## Problem to work on
Draw out every line with the word "Figure" from the listing below.

## Exercise input
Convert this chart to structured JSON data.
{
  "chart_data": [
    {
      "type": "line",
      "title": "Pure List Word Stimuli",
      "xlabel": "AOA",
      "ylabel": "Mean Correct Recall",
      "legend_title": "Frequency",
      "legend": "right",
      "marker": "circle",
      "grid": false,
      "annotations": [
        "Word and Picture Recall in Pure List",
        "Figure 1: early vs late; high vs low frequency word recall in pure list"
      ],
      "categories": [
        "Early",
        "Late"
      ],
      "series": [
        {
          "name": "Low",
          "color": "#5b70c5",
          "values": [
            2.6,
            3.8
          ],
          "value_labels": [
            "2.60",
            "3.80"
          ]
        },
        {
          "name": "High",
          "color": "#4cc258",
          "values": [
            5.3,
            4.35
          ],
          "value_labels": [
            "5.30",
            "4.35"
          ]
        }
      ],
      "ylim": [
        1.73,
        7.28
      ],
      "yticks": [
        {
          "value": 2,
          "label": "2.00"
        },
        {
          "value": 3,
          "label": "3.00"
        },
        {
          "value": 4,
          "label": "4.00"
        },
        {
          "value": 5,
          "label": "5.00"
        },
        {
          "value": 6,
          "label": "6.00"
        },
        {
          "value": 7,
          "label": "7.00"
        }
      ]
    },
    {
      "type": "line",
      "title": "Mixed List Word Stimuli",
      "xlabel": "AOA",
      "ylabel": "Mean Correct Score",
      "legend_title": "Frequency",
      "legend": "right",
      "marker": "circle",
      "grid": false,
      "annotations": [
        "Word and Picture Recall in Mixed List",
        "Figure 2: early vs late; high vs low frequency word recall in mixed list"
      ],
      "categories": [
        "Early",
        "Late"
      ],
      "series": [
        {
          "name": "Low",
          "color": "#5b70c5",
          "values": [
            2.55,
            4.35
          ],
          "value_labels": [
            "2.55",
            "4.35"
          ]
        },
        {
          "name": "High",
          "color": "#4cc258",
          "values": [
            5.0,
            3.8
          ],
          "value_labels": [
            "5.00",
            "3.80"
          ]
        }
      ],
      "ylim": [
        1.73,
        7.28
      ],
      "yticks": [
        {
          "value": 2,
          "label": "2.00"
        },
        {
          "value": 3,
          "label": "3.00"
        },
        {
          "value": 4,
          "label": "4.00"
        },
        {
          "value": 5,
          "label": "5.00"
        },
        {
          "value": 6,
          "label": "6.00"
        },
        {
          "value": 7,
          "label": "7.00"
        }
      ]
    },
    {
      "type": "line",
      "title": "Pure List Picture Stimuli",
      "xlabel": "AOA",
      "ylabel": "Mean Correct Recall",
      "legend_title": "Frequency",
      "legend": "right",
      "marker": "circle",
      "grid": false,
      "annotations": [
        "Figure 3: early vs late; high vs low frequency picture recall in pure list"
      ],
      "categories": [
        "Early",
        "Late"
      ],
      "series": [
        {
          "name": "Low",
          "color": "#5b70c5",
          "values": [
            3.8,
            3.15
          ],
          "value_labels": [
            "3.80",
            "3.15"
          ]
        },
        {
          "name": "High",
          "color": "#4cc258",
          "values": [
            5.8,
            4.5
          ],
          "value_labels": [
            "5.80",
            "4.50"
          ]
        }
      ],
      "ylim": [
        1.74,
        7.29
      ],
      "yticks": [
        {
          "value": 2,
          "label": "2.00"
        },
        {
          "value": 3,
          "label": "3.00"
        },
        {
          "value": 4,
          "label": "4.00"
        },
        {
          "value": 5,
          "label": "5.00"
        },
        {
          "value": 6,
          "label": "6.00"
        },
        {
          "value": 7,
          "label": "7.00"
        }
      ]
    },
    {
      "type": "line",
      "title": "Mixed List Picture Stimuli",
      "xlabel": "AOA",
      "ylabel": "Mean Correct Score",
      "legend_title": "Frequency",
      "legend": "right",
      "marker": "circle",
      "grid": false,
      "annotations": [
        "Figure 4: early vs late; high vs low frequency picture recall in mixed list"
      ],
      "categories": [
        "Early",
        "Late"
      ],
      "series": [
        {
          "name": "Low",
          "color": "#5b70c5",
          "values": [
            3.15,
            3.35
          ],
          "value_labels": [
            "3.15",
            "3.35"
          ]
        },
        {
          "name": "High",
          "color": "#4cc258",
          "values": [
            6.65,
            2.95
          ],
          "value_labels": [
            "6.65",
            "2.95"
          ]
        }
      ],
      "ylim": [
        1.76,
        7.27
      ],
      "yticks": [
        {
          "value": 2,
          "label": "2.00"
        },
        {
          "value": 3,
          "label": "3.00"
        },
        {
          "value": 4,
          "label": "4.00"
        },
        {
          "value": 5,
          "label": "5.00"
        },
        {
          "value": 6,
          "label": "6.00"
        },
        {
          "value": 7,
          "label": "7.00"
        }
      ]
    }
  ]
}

## Finished exercise
        "Figure 1: early vs late; high vs low frequency word recall in pure list"
        "Figure 2: early vs late; high vs low frequency word recall in mixed list"
        "Figure 3: early vs late; high vs low frequency picture recall in pure list"
        "Figure 4: early vs late; high vs low frequency picture recall in mixed list"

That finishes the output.